From the listing below, pull out the lines that hold "внесении".
━━━ Provided data ━━━
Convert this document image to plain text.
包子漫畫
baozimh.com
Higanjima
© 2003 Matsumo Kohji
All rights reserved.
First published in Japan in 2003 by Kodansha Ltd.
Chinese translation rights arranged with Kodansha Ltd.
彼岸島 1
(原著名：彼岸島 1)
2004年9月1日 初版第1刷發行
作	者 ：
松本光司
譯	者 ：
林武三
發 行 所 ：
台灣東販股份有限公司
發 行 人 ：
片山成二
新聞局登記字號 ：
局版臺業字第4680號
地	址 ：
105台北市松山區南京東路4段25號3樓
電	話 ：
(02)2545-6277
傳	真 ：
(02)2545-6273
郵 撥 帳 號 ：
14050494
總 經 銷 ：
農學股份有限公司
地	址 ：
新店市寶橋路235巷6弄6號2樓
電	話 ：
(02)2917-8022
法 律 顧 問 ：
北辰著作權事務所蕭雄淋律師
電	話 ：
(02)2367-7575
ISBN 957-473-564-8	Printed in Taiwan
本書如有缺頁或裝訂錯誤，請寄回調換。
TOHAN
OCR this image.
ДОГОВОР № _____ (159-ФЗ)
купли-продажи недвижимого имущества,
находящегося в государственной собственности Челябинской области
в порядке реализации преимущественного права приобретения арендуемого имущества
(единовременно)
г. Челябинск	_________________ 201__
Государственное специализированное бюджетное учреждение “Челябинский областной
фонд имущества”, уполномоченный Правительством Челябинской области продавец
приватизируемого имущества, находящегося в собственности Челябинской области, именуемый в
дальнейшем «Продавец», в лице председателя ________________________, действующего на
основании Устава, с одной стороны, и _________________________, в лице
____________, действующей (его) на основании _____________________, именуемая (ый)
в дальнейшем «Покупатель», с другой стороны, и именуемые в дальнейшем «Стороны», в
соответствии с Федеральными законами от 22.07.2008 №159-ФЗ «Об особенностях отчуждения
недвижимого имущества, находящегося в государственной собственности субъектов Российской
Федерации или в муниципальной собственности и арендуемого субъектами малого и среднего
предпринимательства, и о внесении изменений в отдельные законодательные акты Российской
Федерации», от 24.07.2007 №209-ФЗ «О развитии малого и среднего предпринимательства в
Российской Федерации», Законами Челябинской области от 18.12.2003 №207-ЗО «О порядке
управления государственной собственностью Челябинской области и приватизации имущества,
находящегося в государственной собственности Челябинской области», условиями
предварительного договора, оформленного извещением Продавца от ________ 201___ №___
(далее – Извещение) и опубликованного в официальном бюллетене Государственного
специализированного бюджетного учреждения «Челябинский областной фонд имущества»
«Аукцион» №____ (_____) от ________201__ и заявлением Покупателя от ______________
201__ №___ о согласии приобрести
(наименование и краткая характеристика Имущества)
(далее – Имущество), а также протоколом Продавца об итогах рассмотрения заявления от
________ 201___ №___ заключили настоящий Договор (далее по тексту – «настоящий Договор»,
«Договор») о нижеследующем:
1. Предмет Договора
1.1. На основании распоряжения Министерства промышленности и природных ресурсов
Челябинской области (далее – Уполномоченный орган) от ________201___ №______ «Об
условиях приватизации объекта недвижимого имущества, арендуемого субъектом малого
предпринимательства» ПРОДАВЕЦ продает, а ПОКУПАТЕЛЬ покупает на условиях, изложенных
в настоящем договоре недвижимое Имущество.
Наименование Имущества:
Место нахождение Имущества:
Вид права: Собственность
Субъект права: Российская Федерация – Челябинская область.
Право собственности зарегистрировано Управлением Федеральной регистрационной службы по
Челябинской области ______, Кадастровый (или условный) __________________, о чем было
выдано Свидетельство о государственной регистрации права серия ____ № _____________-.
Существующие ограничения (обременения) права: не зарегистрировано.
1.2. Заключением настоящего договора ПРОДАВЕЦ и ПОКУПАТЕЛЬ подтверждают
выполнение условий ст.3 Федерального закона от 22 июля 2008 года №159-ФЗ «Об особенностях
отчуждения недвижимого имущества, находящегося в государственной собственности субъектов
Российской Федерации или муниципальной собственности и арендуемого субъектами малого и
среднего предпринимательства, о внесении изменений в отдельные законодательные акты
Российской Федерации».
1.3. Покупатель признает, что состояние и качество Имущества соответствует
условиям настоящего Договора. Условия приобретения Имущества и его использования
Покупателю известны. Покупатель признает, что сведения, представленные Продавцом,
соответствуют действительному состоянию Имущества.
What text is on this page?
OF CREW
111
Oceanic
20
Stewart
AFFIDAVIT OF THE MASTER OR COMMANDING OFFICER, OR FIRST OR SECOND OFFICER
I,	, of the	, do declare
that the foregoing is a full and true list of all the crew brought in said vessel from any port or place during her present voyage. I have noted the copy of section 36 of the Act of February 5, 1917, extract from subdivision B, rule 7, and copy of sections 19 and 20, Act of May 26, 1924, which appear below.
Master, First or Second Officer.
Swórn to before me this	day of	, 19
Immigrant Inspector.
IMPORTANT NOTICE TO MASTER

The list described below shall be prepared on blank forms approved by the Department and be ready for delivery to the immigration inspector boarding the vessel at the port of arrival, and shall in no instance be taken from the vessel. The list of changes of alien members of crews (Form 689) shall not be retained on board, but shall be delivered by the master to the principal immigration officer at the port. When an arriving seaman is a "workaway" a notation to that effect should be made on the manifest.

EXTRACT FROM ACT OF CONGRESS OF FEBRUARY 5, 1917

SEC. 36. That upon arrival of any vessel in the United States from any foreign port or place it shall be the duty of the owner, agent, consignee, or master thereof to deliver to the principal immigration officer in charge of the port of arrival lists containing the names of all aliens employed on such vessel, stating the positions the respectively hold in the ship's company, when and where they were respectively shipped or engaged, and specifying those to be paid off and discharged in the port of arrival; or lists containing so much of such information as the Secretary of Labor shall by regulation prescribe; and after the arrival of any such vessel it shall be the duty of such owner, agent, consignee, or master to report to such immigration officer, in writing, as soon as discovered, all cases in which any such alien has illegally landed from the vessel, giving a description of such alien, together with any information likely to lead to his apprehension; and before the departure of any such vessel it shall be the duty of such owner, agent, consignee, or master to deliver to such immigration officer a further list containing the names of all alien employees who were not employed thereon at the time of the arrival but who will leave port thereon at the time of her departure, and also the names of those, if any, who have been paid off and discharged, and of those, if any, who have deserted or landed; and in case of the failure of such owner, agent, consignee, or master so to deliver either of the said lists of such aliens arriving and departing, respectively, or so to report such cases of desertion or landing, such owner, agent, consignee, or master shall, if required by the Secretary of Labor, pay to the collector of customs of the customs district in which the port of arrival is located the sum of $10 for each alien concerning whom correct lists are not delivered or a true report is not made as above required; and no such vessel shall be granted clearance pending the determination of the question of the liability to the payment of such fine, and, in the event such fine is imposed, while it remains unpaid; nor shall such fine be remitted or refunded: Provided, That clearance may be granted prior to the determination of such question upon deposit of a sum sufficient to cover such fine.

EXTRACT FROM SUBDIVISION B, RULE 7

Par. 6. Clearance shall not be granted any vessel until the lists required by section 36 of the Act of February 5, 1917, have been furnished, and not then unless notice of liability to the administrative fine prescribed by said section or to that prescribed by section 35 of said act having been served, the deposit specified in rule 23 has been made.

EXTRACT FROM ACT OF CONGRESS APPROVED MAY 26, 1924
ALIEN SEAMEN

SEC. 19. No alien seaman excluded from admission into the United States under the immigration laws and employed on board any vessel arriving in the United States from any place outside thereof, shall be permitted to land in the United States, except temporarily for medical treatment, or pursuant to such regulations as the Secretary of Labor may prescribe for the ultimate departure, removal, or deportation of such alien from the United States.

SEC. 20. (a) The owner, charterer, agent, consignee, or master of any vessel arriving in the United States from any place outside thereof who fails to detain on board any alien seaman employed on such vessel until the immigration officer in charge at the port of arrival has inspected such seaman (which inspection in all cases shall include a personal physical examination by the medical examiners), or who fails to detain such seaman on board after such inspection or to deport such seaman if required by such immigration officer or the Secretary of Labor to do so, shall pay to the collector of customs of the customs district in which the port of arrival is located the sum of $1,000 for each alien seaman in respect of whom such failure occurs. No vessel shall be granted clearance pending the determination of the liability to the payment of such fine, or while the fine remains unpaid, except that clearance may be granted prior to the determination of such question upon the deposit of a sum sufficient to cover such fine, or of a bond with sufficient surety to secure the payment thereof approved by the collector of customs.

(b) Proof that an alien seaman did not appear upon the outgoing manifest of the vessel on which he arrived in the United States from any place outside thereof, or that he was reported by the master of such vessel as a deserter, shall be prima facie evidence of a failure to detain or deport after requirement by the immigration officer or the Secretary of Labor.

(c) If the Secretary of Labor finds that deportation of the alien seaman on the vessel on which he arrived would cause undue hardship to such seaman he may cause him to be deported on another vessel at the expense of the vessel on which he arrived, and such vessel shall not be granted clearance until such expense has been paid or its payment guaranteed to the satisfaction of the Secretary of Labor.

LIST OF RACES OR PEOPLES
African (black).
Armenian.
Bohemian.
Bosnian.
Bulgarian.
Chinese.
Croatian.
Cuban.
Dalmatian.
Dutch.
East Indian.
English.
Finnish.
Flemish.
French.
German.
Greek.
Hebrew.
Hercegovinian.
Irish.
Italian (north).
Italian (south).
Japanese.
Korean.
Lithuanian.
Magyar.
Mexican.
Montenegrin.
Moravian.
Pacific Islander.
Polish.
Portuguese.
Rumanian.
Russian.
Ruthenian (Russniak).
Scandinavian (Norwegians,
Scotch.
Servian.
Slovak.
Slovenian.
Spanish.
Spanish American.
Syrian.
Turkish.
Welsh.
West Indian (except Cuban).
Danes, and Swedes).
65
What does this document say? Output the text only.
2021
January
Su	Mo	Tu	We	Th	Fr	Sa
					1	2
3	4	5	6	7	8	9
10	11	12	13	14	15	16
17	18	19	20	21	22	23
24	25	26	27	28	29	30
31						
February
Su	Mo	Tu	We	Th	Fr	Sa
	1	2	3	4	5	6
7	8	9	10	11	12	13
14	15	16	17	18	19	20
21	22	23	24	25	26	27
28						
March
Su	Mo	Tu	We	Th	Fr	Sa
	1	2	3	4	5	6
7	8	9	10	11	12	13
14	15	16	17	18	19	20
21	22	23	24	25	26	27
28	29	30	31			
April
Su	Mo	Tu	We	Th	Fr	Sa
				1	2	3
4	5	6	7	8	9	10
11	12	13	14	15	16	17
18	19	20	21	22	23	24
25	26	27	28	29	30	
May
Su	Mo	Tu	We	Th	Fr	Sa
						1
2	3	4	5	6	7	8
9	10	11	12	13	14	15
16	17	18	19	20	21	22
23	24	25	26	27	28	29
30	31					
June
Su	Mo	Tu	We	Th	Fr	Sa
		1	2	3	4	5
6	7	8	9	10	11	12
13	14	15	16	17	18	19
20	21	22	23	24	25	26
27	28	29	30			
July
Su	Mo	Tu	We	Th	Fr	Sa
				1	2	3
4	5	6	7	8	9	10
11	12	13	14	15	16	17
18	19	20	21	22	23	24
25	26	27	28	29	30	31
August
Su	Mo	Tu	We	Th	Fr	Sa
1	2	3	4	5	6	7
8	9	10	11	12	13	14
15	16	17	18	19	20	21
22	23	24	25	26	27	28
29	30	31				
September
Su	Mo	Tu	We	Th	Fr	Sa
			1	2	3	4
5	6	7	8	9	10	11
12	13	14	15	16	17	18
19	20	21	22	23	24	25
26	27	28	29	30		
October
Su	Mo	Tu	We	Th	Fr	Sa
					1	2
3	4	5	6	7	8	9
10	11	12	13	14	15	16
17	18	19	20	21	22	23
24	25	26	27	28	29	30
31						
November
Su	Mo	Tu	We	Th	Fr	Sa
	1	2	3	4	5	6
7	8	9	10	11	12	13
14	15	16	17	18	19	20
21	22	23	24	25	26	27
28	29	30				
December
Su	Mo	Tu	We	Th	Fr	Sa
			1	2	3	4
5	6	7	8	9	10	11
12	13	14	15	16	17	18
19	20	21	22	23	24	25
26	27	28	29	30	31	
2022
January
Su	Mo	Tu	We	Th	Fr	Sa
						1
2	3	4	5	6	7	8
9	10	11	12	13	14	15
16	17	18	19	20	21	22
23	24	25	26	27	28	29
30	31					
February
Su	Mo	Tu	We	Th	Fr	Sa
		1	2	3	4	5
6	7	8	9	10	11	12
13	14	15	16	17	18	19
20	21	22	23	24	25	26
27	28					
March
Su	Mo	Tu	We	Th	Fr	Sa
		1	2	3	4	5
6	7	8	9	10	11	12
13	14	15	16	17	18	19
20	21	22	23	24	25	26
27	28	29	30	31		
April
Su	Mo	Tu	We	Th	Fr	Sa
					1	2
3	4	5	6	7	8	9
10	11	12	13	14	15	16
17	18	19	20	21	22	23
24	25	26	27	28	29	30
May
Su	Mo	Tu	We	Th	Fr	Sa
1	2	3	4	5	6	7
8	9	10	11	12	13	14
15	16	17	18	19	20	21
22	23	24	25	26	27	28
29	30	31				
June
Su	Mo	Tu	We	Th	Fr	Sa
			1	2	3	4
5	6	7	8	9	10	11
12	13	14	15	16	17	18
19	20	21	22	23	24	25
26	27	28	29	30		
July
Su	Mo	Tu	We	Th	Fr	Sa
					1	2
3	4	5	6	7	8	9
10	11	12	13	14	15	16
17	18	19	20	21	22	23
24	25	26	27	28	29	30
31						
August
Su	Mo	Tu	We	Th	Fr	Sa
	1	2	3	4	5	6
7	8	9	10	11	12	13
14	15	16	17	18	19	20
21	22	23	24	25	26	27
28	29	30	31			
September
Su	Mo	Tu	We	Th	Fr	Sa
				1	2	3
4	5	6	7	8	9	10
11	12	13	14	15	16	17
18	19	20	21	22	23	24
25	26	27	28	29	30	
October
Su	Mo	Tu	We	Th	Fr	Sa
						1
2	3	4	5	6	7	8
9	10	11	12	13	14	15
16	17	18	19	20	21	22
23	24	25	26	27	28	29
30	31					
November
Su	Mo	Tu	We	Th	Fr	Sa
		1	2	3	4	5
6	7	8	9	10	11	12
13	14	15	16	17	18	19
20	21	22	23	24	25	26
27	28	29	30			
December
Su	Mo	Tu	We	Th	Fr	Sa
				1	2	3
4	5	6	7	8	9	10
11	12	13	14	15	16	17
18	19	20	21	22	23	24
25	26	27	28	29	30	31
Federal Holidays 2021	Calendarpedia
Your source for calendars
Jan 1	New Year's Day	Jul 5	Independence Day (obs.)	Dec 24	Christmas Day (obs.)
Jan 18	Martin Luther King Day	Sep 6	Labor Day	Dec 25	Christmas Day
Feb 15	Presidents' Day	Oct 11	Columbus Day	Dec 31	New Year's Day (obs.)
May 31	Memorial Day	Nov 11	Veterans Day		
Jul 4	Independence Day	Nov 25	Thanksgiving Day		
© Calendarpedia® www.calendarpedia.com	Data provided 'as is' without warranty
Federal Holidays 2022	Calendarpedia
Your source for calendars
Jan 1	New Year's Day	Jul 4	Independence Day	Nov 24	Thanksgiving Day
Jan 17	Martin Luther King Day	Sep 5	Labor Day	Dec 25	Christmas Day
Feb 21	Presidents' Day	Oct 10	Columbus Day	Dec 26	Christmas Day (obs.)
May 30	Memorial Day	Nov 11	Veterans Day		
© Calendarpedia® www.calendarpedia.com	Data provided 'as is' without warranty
━━━
■ **Task solution**
предпринимательства, и о внесении изменений в отдельные законодательные акты Российской
среднего предпринимательства, о внесении изменений в отдельные законодательные акты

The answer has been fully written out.